#### RAW DATA:
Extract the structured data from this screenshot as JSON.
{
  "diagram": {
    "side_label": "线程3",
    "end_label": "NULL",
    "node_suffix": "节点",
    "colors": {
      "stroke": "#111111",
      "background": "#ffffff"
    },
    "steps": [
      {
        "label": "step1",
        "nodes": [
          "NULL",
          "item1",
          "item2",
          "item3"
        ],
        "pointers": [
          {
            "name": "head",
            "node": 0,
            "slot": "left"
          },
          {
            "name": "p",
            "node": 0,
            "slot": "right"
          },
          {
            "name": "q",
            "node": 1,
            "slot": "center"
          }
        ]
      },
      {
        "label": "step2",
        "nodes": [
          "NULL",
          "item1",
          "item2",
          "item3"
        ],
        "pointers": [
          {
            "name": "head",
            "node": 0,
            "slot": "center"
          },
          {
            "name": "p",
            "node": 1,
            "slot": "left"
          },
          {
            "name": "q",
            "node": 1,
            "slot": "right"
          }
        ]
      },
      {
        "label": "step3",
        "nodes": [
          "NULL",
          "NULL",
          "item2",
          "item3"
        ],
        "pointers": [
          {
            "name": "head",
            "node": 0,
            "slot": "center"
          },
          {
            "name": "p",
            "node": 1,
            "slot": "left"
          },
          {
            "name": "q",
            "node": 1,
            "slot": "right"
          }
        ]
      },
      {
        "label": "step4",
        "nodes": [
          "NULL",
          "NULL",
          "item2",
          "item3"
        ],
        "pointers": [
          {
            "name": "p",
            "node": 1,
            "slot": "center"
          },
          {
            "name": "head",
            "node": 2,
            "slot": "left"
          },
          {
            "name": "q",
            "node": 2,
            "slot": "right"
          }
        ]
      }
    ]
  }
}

#### TASK DESCRIPTION:
Every line above should be printed again exactly as it stands.

#### RESULT OF THIS TASK:
Extract the structured data from this screenshot as JSON.
{
  "diagram": {
    "side_label": "线程3",
    "end_label": "NULL",
    "node_suffix": "节点",
    "colors": {
      "stroke": "#111111",
      "background": "#ffffff"
    },
    "steps": [
      {
        "label": "step1",
        "nodes": [
          "NULL",
          "item1",
          "item2",
          "item3"
        ],
        "pointers": [
          {
            "name": "head",
            "node": 0,
            "slot": "left"
          },
          {
            "name": "p",
            "node": 0,
            "slot": "right"
          },
          {
            "name": "q",
            "node": 1,
            "slot": "center"
          }
        ]
      },
      {
        "label": "step2",
        "nodes": [
          "NULL",
          "item1",
          "item2",
          "item3"
        ],
        "pointers": [
          {
            "name": "head",
            "node": 0,
            "slot": "center"
          },
          {
            "name": "p",
            "node": 1,
            "slot": "left"
          },
          {
            "name": "q",
            "node": 1,
            "slot": "right"
          }
        ]
      },
      {
        "label": "step3",
        "nodes": [
          "NULL",
          "NULL",
          "item2",
          "item3"
        ],
        "pointers": [
          {
            "name": "head",
            "node": 0,
            "slot": "center"
          },
          {
            "name": "p",
            "node": 1,
            "slot": "left"
          },
          {
            "name": "q",
            "node": 1,
            "slot": "right"
          }
        ]
      },
      {
        "label": "step4",
        "nodes": [
          "NULL",
          "NULL",
          "item2",
          "item3"
        ],
        "pointers": [
          {
            "name": "p",
            "node": 1,
            "slot": "center"
          },
          {
            "name": "head",
            "node": 2,
            "slot": "left"
          },
          {
            "name": "q",
            "node": 2,
            "slot": "right"
          }
        ]
      }
    ]
  }
}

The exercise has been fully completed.